• [Stated goal]: Show all lines of the listing that hold the word "variables".

## BEGIN Data entries

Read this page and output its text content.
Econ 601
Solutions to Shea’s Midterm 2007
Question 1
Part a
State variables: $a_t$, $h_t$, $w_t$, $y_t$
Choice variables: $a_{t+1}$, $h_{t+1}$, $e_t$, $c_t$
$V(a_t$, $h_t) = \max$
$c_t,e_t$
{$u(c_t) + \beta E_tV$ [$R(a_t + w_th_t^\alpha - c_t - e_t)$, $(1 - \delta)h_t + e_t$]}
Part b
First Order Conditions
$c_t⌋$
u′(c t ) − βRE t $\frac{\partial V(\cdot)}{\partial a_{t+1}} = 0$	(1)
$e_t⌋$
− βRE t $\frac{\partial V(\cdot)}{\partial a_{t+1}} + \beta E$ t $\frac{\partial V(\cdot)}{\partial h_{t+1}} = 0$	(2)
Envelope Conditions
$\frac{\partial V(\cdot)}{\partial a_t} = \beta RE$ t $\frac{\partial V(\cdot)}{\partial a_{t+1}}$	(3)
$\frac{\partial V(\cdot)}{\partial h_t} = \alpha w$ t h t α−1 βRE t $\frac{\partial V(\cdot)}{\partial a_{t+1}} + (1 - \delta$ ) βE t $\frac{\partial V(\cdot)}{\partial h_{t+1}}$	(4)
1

## END Data entries

• [Task answer]:
State variables: $a_t$, $h_t$, $w_t$, $y_t$
Choice variables: $a_{t+1}$, $h_{t+1}$, $e_t$, $c_t$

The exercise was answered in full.